» **EXTRACTED INFORMATION**:
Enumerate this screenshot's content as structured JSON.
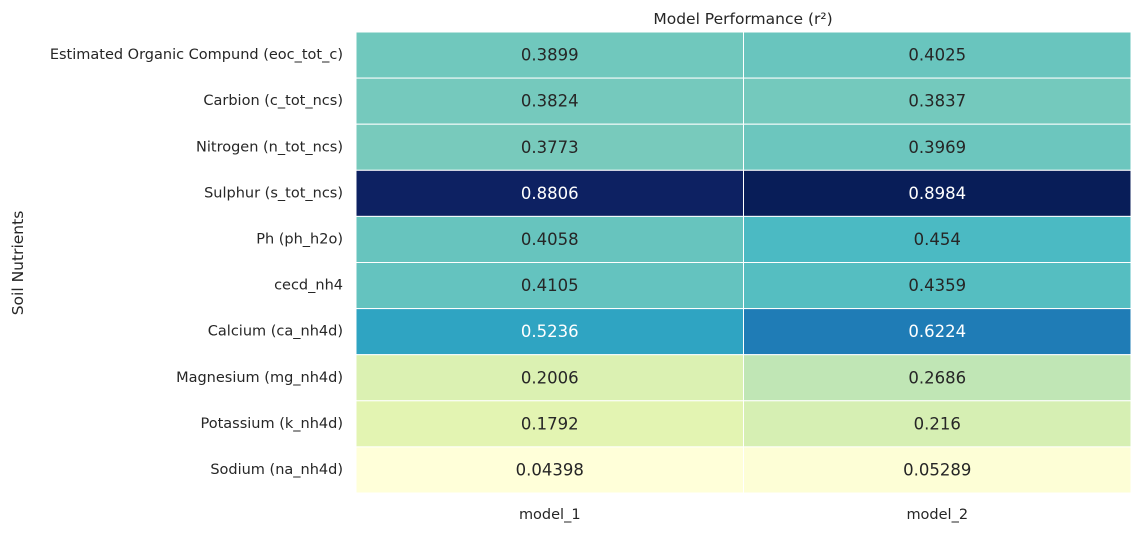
{
  "chart_data": {
    "type": "heatmap",
    "title": "Model Performance (r²)",
    "xlabel": "",
    "ylabel": "Soil Nutrients",
    "columns": [
      "model_1",
      "model_2"
    ],
    "rows": [
      "Estimated Organic Compund (eoc_tot_c)",
      "Carbion (c_tot_ncs)",
      "Nitrogen (n_tot_ncs)",
      "Sulphur (s_tot_ncs)",
      "Ph (ph_h2o)",
      "cecd_nh4",
      "Calcium (ca_nh4d)",
      "Magnesium (mg_nh4d)",
      "Potassium (k_nh4d)",
      "Sodium (na_nh4d)"
    ],
    "values": [
      [
        0.3899,
        0.4025
      ],
      [
        0.3824,
        0.3837
      ],
      [
        0.3773,
        0.3969
      ],
      [
        0.8806,
        0.8984
      ],
      [
        0.4058,
        0.454
      ],
      [
        0.4105,
        0.4359
      ],
      [
        0.5236,
        0.6224
      ],
      [
        0.2006,
        0.2686
      ],
      [
        0.1792,
        0.216
      ],
      [
        0.04398,
        0.05289
      ]
    ],
    "value_labels": [
      [
        "0.3899",
        "0.4025"
      ],
      [
        "0.3824",
        "0.3837"
      ],
      [
        "0.3773",
        "0.3969"
      ],
      [
        "0.8806",
        "0.8984"
      ],
      [
        "0.4058",
        "0.454"
      ],
      [
        "0.4105",
        "0.4359"
      ],
      [
        "0.5236",
        "0.6224"
      ],
      [
        "0.2006",
        "0.2686"
      ],
      [
        "0.1792",
        "0.216"
      ],
      [
        "0.04398",
        "0.05289"
      ]
    ],
    "colormap": "YlGnBu",
    "value_range": [
      0.04398,
      0.8984
    ],
    "grid_lines_color": "#ffffff",
    "annotated": true,
    "colorbar": false
  }
}
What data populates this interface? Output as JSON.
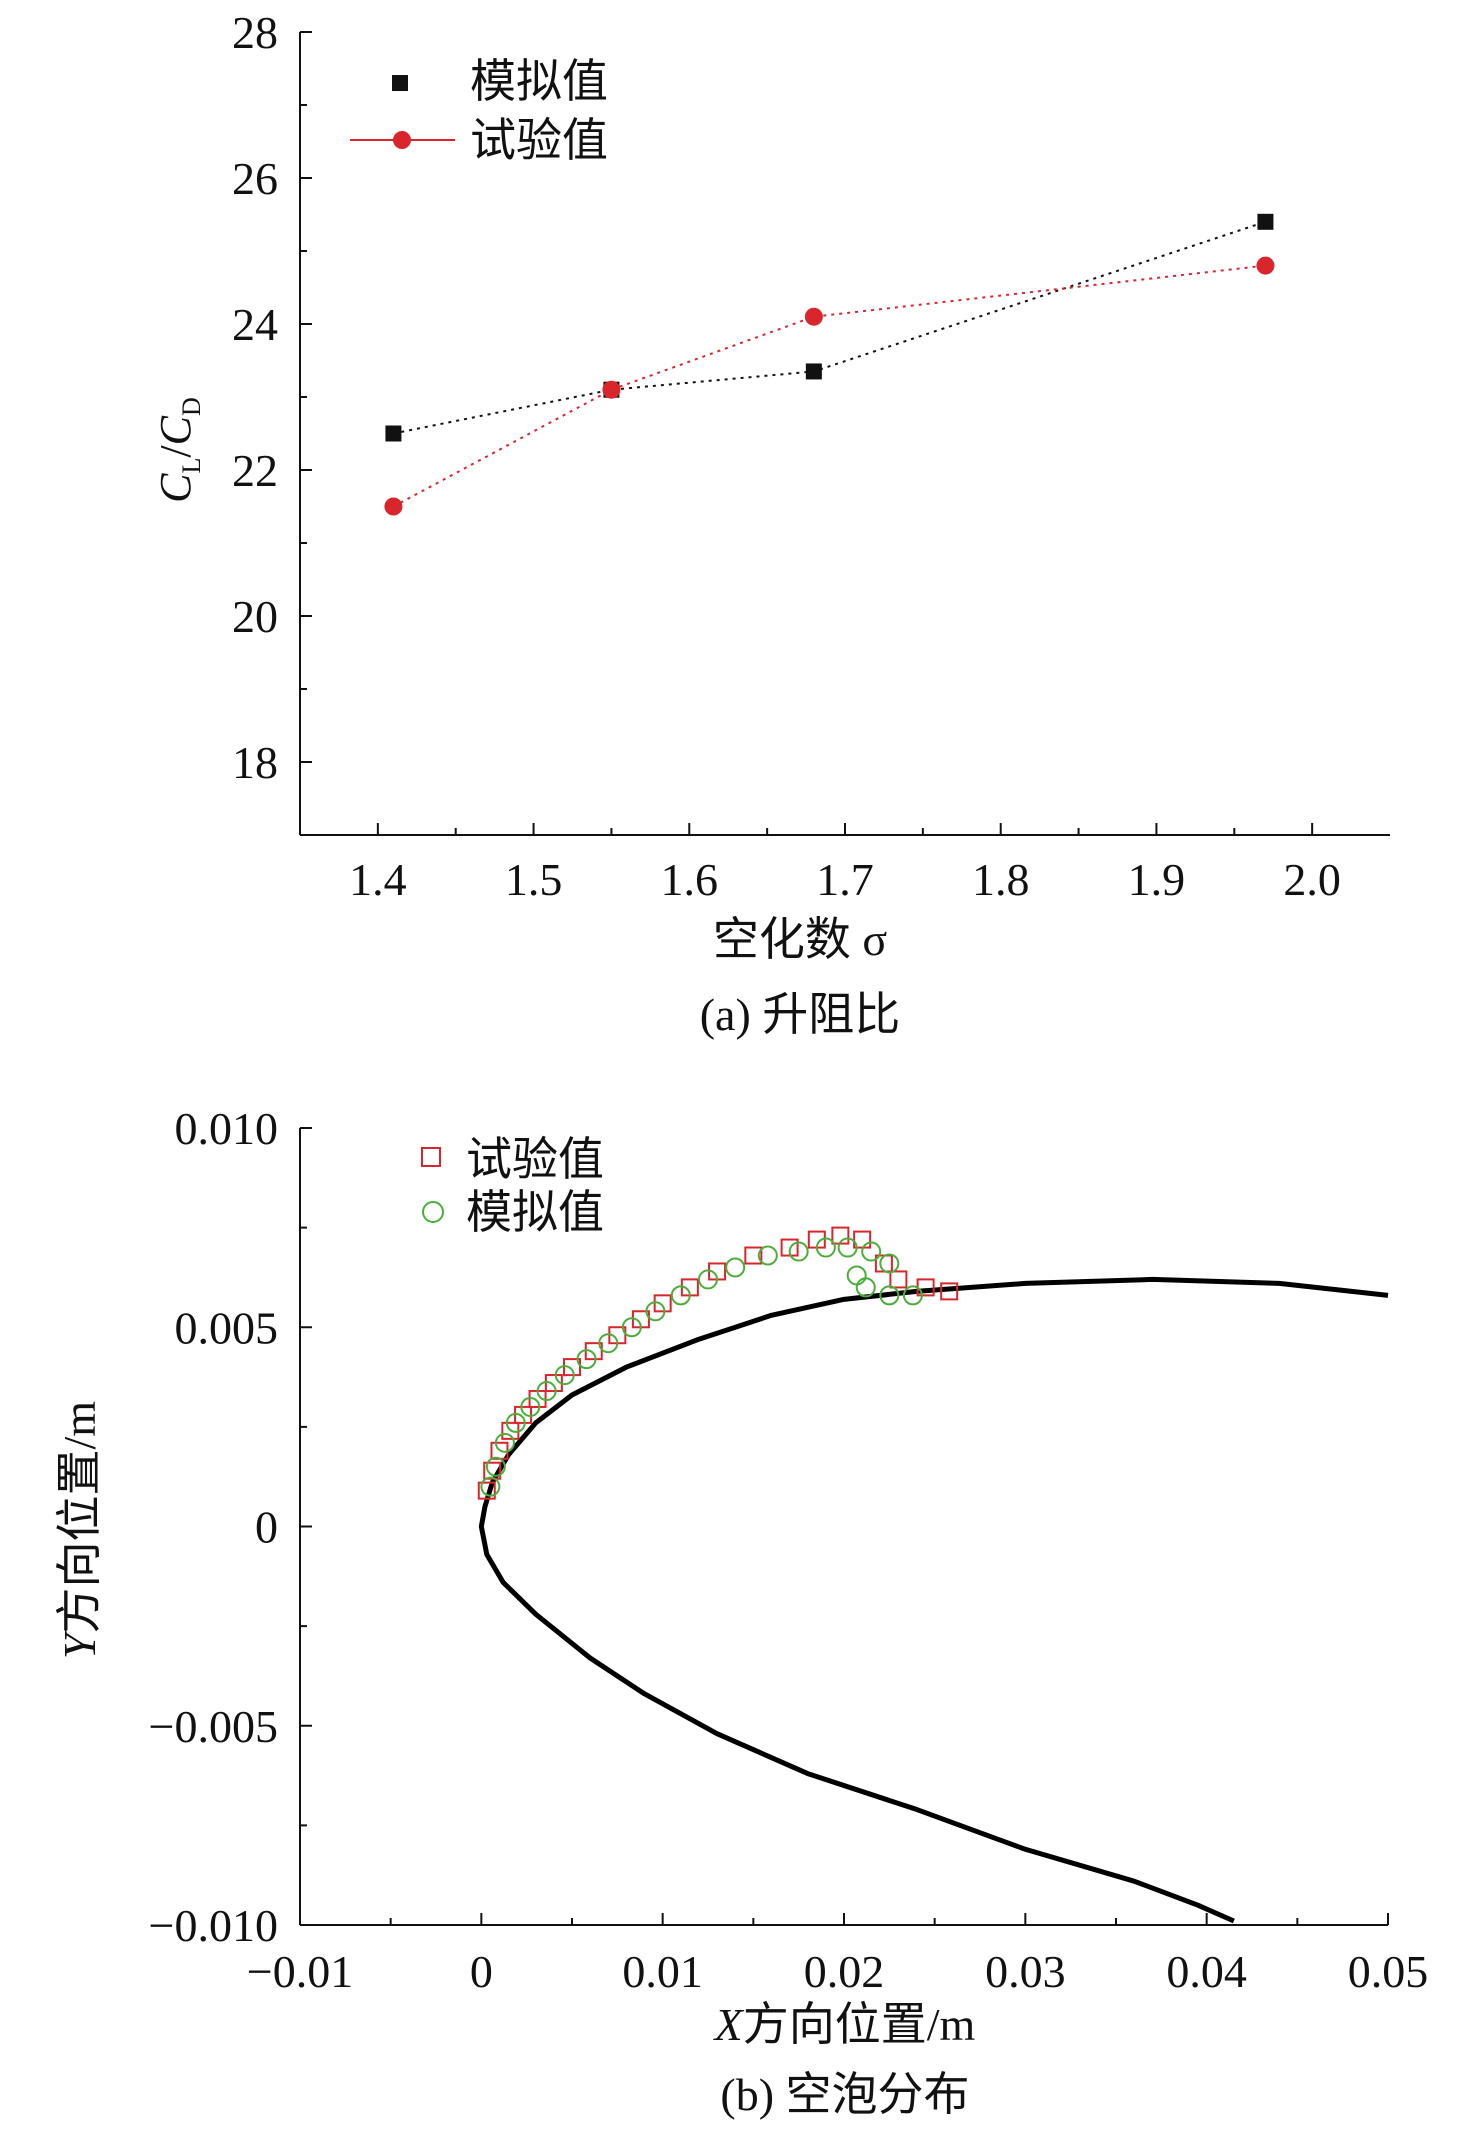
{
  "chart_data": [
    {
      "type": "line",
      "caption": "(a) 升阻比",
      "xlabel": "空化数 σ",
      "ylabel": {
        "main": "C",
        "sub1": "L",
        "slash": "/",
        "sub2": "D"
      },
      "xlim": [
        1.35,
        2.05
      ],
      "ylim": [
        17,
        28
      ],
      "xticks": [
        "1.4",
        "1.5",
        "1.6",
        "1.7",
        "1.8",
        "1.9",
        "2.0"
      ],
      "yticks": [
        "18",
        "20",
        "22",
        "24",
        "26",
        "28"
      ],
      "grid": false,
      "legend_position": "top-left",
      "series": [
        {
          "name": "模拟值",
          "marker": "square",
          "color": "#111111",
          "line_style": "dotted",
          "x": [
            1.41,
            1.55,
            1.68,
            1.97
          ],
          "y": [
            22.5,
            23.1,
            23.35,
            25.4
          ]
        },
        {
          "name": "试验值",
          "marker": "circle",
          "color": "#d8262c",
          "line_style": "dotted",
          "x": [
            1.41,
            1.55,
            1.68,
            1.97
          ],
          "y": [
            21.5,
            23.1,
            24.1,
            24.8
          ]
        }
      ]
    },
    {
      "type": "scatter",
      "caption": "(b) 空泡分布",
      "xlabel": {
        "italic": "X",
        "rest": "方向位置/m"
      },
      "ylabel": {
        "italic": "Y",
        "rest": "方向位置/m"
      },
      "xlim": [
        -0.01,
        0.05
      ],
      "ylim": [
        -0.01,
        0.01
      ],
      "xticks": [
        "−0.01",
        "0",
        "0.01",
        "0.02",
        "0.03",
        "0.04",
        "0.05"
      ],
      "yticks": [
        "−0.010",
        "−0.005",
        "0",
        "0.005",
        "0.010"
      ],
      "grid": false,
      "legend_position": "top-left",
      "series": [
        {
          "name": "试验值",
          "marker": "open-square",
          "color": "#d8262c",
          "points": [
            [
              0.0003,
              0.0009
            ],
            [
              0.0006,
              0.0014
            ],
            [
              0.001,
              0.0019
            ],
            [
              0.0016,
              0.0024
            ],
            [
              0.0023,
              0.0028
            ],
            [
              0.0031,
              0.0032
            ],
            [
              0.004,
              0.0036
            ],
            [
              0.005,
              0.004
            ],
            [
              0.0062,
              0.0044
            ],
            [
              0.0075,
              0.0048
            ],
            [
              0.0088,
              0.0052
            ],
            [
              0.01,
              0.0056
            ],
            [
              0.0115,
              0.006
            ],
            [
              0.013,
              0.0064
            ],
            [
              0.015,
              0.0068
            ],
            [
              0.017,
              0.007
            ],
            [
              0.0185,
              0.0072
            ],
            [
              0.0198,
              0.0073
            ],
            [
              0.021,
              0.0072
            ],
            [
              0.0222,
              0.0066
            ],
            [
              0.023,
              0.0062
            ],
            [
              0.0245,
              0.006
            ],
            [
              0.0258,
              0.0059
            ]
          ]
        },
        {
          "name": "模拟值",
          "marker": "open-circle",
          "color": "#4cae3a",
          "points": [
            [
              0.0005,
              0.001
            ],
            [
              0.0008,
              0.0015
            ],
            [
              0.0013,
              0.0021
            ],
            [
              0.0019,
              0.0026
            ],
            [
              0.0027,
              0.003
            ],
            [
              0.0036,
              0.0034
            ],
            [
              0.0046,
              0.0038
            ],
            [
              0.0058,
              0.0042
            ],
            [
              0.007,
              0.0046
            ],
            [
              0.0083,
              0.005
            ],
            [
              0.0096,
              0.0054
            ],
            [
              0.011,
              0.0058
            ],
            [
              0.0125,
              0.0062
            ],
            [
              0.014,
              0.0065
            ],
            [
              0.0158,
              0.0068
            ],
            [
              0.0175,
              0.0069
            ],
            [
              0.019,
              0.007
            ],
            [
              0.0202,
              0.007
            ],
            [
              0.0215,
              0.0069
            ],
            [
              0.0225,
              0.0066
            ],
            [
              0.0207,
              0.0063
            ],
            [
              0.0212,
              0.006
            ],
            [
              0.0225,
              0.0058
            ],
            [
              0.0238,
              0.0058
            ]
          ]
        },
        {
          "name": "",
          "marker": "line",
          "color": "#000000",
          "points": [
            [
              0.05,
              0.0058
            ],
            [
              0.044,
              0.0061
            ],
            [
              0.037,
              0.0062
            ],
            [
              0.03,
              0.0061
            ],
            [
              0.024,
              0.0059
            ],
            [
              0.02,
              0.0057
            ],
            [
              0.016,
              0.0053
            ],
            [
              0.012,
              0.0047
            ],
            [
              0.008,
              0.004
            ],
            [
              0.005,
              0.0033
            ],
            [
              0.003,
              0.0026
            ],
            [
              0.0015,
              0.0018
            ],
            [
              0.0006,
              0.0011
            ],
            [
              0.0002,
              0.0005
            ],
            [
              0.0,
              0.0
            ],
            [
              0.0003,
              -0.0007
            ],
            [
              0.0012,
              -0.0014
            ],
            [
              0.003,
              -0.0022
            ],
            [
              0.006,
              -0.0033
            ],
            [
              0.009,
              -0.0042
            ],
            [
              0.013,
              -0.0052
            ],
            [
              0.018,
              -0.0062
            ],
            [
              0.024,
              -0.0071
            ],
            [
              0.03,
              -0.0081
            ],
            [
              0.036,
              -0.0089
            ],
            [
              0.0395,
              -0.0095
            ],
            [
              0.0415,
              -0.0099
            ]
          ]
        }
      ]
    }
  ]
}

» **WHAT THE TASK REQUIRES**:
Are you able to set down all the lines above exactly, without any pictures?

» **COMPLETED EXERCISE**:
Enumerate this screenshot's content as structured JSON.
{
  "chart_data": {
    "type": "heatmap",
    "title": "Model Performance (r²)",
    "xlabel": "",
    "ylabel": "Soil Nutrients",
    "columns": [
      "model_1",
      "model_2"
    ],
    "rows": [
      "Estimated Organic Compund (eoc_tot_c)",
      "Carbion (c_tot_ncs)",
      "Nitrogen (n_tot_ncs)",
      "Sulphur (s_tot_ncs)",
      "Ph (ph_h2o)",
      "cecd_nh4",
      "Calcium (ca_nh4d)",
      "Magnesium (mg_nh4d)",
      "Potassium (k_nh4d)",
      "Sodium (na_nh4d)"
    ],
    "values": [
      [
        0.3899,
        0.4025
      ],
      [
        0.3824,
        0.3837
      ],
      [
        0.3773,
        0.3969
      ],
      [
        0.8806,
        0.8984
      ],
      [
        0.4058,
        0.454
      ],
      [
        0.4105,
        0.4359
      ],
      [
        0.5236,
        0.6224
      ],
      [
        0.2006,
        0.2686
      ],
      [
        0.1792,
        0.216
      ],
      [
        0.04398,
        0.05289
      ]
    ],
    "value_labels": [
      [
        "0.3899",
        "0.4025"
      ],
      [
        "0.3824",
        "0.3837"
      ],
      [
        "0.3773",
        "0.3969"
      ],
      [
        "0.8806",
        "0.8984"
      ],
      [
        "0.4058",
        "0.454"
      ],
      [
        "0.4105",
        "0.4359"
      ],
      [
        "0.5236",
        "0.6224"
      ],
      [
        "0.2006",
        "0.2686"
      ],
      [
        "0.1792",
        "0.216"
      ],
      [
        "0.04398",
        "0.05289"
      ]
    ],
    "colormap": "YlGnBu",
    "value_range": [
      0.04398,
      0.8984
    ],
    "grid_lines_color": "#ffffff",
    "annotated": true,
    "colorbar": false
  }
}
What data populates this interface? Output as JSON.
{
  "chart_data": [
    {
      "type": "line",
      "caption": "(a) 升阻比",
      "xlabel": "空化数 σ",
      "ylabel": {
        "main": "C",
        "sub1": "L",
        "slash": "/",
        "sub2": "D"
      },
      "xlim": [
        1.35,
        2.05
      ],
      "ylim": [
        17,
        28
      ],
      "xticks": [
        "1.4",
        "1.5",
        "1.6",
        "1.7",
        "1.8",
        "1.9",
        "2.0"
      ],
      "yticks": [
        "18",
        "20",
        "22",
        "24",
        "26",
        "28"
      ],
      "grid": false,
      "legend_position": "top-left",
      "series": [
        {
          "name": "模拟值",
          "marker": "square",
          "color": "#111111",
          "line_style": "dotted",
          "x": [
            1.41,
            1.55,
            1.68,
            1.97
          ],
          "y": [
            22.5,
            23.1,
            23.35,
            25.4
          ]
        },
        {
          "name": "试验值",
          "marker": "circle",
          "color": "#d8262c",
          "line_style": "dotted",
          "x": [
            1.41,
            1.55,
            1.68,
            1.97
          ],
          "y": [
            21.5,
            23.1,
            24.1,
            24.8
          ]
        }
      ]
    },
    {
      "type": "scatter",
      "caption": "(b) 空泡分布",
      "xlabel": {
        "italic": "X",
        "rest": "方向位置/m"
      },
      "ylabel": {
        "italic": "Y",
        "rest": "方向位置/m"
      },
      "xlim": [
        -0.01,
        0.05
      ],
      "ylim": [
        -0.01,
        0.01
      ],
      "xticks": [
        "−0.01",
        "0",
        "0.01",
        "0.02",
        "0.03",
        "0.04",
        "0.05"
      ],
      "yticks": [
        "−0.010",
        "−0.005",
        "0",
        "0.005",
        "0.010"
      ],
      "grid": false,
      "legend_position": "top-left",
      "series": [
        {
          "name": "试验值",
          "marker": "open-square",
          "color": "#d8262c",
          "points": [
            [
              0.0003,
              0.0009
            ],
            [
              0.0006,
              0.0014
            ],
            [
              0.001,
              0.0019
            ],
            [
              0.0016,
              0.0024
            ],
            [
              0.0023,
              0.0028
            ],
            [
              0.0031,
              0.0032
            ],
            [
              0.004,
              0.0036
            ],
            [
              0.005,
              0.004
            ],
            [
              0.0062,
              0.0044
            ],
            [
              0.0075,
              0.0048
            ],
            [
              0.0088,
              0.0052
            ],
            [
              0.01,
              0.0056
            ],
            [
              0.0115,
              0.006
            ],
            [
              0.013,
              0.0064
            ],
            [
              0.015,
              0.0068
            ],
            [
              0.017,
              0.007
            ],
            [
              0.0185,
              0.0072
            ],
            [
              0.0198,
              0.0073
            ],
            [
              0.021,
              0.0072
            ],
            [
              0.0222,
              0.0066
            ],
            [
              0.023,
              0.0062
            ],
            [
              0.0245,
              0.006
            ],
            [
              0.0258,
              0.0059
            ]
          ]
        },
        {
          "name": "模拟值",
          "marker": "open-circle",
          "color": "#4cae3a",
          "points": [
            [
              0.0005,
              0.001
            ],
            [
              0.0008,
              0.0015
            ],
            [
              0.0013,
              0.0021
            ],
            [
              0.0019,
              0.0026
            ],
            [
              0.0027,
              0.003
            ],
            [
              0.0036,
              0.0034
            ],
            [
              0.0046,
              0.0038
            ],
            [
              0.0058,
              0.0042
            ],
            [
              0.007,
              0.0046
            ],
            [
              0.0083,
              0.005
            ],
            [
              0.0096,
              0.0054
            ],
            [
              0.011,
              0.0058
            ],
            [
              0.0125,
              0.0062
            ],
            [
              0.014,
              0.0065
            ],
            [
              0.0158,
              0.0068
            ],
            [
              0.0175,
              0.0069
            ],
            [
              0.019,
              0.007
            ],
            [
              0.0202,
              0.007
            ],
            [
              0.0215,
              0.0069
            ],
            [
              0.0225,
              0.0066
            ],
            [
              0.0207,
              0.0063
            ],
            [
              0.0212,
              0.006
            ],
            [
              0.0225,
              0.0058
            ],
            [
              0.0238,
              0.0058
            ]
          ]
        },
        {
          "name": "",
          "marker": "line",
          "color": "#000000",
          "points": [
            [
              0.05,
              0.0058
            ],
            [
              0.044,
              0.0061
            ],
            [
              0.037,
              0.0062
            ],
            [
              0.03,
              0.0061
            ],
            [
              0.024,
              0.0059
            ],
            [
              0.02,
              0.0057
            ],
            [
              0.016,
              0.0053
            ],
            [
              0.012,
              0.0047
            ],
            [
              0.008,
              0.004
            ],
            [
              0.005,
              0.0033
            ],
            [
              0.003,
              0.0026
            ],
            [
              0.0015,
              0.0018
            ],
            [
              0.0006,
              0.0011
            ],
            [
              0.0002,
              0.0005
            ],
            [
              0.0,
              0.0
            ],
            [
              0.0003,
              -0.0007
            ],
            [
              0.0012,
              -0.0014
            ],
            [
              0.003,
              -0.0022
            ],
            [
              0.006,
              -0.0033
            ],
            [
              0.009,
              -0.0042
            ],
            [
              0.013,
              -0.0052
            ],
            [
              0.018,
              -0.0062
            ],
            [
              0.024,
              -0.0071
            ],
            [
              0.03,
              -0.0081
            ],
            [
              0.036,
              -0.0089
            ],
            [
              0.0395,
              -0.0095
            ],
            [
              0.0415,
              -0.0099
            ]
          ]
        }
      ]
    }
  ]
}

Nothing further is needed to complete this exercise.